Stored data
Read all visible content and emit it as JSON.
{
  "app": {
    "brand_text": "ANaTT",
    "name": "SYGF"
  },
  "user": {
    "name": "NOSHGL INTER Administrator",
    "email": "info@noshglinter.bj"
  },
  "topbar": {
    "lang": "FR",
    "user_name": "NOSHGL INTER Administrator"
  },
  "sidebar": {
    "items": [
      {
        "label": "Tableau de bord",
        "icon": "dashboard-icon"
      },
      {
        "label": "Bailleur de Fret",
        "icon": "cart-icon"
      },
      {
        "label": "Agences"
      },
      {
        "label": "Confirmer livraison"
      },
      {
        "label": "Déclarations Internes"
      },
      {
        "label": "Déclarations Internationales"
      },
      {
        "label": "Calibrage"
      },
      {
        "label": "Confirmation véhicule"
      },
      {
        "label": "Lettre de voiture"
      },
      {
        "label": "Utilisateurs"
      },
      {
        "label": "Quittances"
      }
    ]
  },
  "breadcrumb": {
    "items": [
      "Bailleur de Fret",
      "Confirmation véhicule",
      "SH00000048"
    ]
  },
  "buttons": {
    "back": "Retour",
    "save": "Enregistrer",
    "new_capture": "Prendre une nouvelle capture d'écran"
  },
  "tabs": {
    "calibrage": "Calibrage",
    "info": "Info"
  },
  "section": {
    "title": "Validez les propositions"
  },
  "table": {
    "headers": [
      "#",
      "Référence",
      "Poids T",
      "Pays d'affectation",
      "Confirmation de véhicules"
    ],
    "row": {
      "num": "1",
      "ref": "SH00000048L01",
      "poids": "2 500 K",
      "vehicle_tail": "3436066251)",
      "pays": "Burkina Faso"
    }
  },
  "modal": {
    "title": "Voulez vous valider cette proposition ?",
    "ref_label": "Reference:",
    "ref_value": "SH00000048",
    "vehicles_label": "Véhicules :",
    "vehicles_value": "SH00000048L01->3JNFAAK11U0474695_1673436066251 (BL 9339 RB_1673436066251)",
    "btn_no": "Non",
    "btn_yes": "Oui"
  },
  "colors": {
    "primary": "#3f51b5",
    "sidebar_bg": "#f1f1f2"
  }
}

__Short exercise__. Every record above should be output exactly.

__Exercise solution__.
Read all visible content and emit it as JSON.
{
  "app": {
    "brand_text": "ANaTT",
    "name": "SYGF"
  },
  "user": {
    "name": "NOSHGL INTER Administrator",
    "email": "info@noshglinter.bj"
  },
  "topbar": {
    "lang": "FR",
    "user_name": "NOSHGL INTER Administrator"
  },
  "sidebar": {
    "items": [
      {
        "label": "Tableau de bord",
        "icon": "dashboard-icon"
      },
      {
        "label": "Bailleur de Fret",
        "icon": "cart-icon"
      },
      {
        "label": "Agences"
      },
      {
        "label": "Confirmer livraison"
      },
      {
        "label": "Déclarations Internes"
      },
      {
        "label": "Déclarations Internationales"
      },
      {
        "label": "Calibrage"
      },
      {
        "label": "Confirmation véhicule"
      },
      {
        "label": "Lettre de voiture"
      },
      {
        "label": "Utilisateurs"
      },
      {
        "label": "Quittances"
      }
    ]
  },
  "breadcrumb": {
    "items": [
      "Bailleur de Fret",
      "Confirmation véhicule",
      "SH00000048"
    ]
  },
  "buttons": {
    "back": "Retour",
    "save": "Enregistrer",
    "new_capture": "Prendre une nouvelle capture d'écran"
  },
  "tabs": {
    "calibrage": "Calibrage",
    "info": "Info"
  },
  "section": {
    "title": "Validez les propositions"
  },
  "table": {
    "headers": [
      "#",
      "Référence",
      "Poids T",
      "Pays d'affectation",
      "Confirmation de véhicules"
    ],
    "row": {
      "num": "1",
      "ref": "SH00000048L01",
      "poids": "2 500 K",
      "vehicle_tail": "3436066251)",
      "pays": "Burkina Faso"
    }
  },
  "modal": {
    "title": "Voulez vous valider cette proposition ?",
    "ref_label": "Reference:",
    "ref_value": "SH00000048",
    "vehicles_label": "Véhicules :",
    "vehicles_value": "SH00000048L01->3JNFAAK11U0474695_1673436066251 (BL 9339 RB_1673436066251)",
    "btn_no": "Non",
    "btn_yes": "Oui"
  },
  "colors": {
    "primary": "#3f51b5",
    "sidebar_bg": "#f1f1f2"
  }
}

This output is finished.